[YOUR INSTRUCTIONS]
How many lines of the entries below include the word "PLANTA"? Answer with the number alone.

-------

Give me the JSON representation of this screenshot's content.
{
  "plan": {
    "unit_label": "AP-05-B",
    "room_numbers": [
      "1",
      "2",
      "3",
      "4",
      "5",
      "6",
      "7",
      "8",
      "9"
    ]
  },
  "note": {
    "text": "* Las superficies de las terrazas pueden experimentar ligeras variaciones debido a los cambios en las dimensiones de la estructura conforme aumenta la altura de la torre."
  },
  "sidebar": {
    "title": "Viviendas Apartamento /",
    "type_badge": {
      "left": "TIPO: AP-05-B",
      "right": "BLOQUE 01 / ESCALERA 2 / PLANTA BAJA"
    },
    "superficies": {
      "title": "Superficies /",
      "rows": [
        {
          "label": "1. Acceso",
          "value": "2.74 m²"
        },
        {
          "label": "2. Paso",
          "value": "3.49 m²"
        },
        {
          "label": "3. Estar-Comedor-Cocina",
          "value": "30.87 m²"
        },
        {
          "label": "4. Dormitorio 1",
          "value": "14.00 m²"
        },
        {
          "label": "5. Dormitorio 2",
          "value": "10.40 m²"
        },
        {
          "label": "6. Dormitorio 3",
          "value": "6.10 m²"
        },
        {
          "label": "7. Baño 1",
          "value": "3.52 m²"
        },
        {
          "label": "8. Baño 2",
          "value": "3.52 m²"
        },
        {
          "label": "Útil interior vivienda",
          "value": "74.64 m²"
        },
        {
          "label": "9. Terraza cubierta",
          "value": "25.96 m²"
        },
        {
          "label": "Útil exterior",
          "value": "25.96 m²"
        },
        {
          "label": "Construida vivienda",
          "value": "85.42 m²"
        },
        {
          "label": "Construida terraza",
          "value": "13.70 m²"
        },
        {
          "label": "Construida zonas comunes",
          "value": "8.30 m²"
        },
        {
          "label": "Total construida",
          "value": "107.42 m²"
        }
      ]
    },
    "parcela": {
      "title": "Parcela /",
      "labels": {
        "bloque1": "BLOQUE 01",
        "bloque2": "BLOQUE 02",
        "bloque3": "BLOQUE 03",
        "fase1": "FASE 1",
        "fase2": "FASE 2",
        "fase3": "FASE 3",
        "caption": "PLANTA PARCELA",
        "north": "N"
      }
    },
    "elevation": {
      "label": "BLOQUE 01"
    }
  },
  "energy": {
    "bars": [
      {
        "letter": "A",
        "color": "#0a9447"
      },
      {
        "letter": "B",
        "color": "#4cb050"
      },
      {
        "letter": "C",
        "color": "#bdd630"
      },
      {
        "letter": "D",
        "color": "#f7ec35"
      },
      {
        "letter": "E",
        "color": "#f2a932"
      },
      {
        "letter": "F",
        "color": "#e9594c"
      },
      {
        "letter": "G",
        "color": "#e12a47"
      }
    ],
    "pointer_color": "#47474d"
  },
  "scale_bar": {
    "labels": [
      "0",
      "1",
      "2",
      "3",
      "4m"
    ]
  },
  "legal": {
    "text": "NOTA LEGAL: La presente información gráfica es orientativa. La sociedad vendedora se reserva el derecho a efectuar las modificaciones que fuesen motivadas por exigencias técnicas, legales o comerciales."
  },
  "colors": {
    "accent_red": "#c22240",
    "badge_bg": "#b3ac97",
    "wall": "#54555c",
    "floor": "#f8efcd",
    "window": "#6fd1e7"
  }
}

-------

[THE REPLY]
2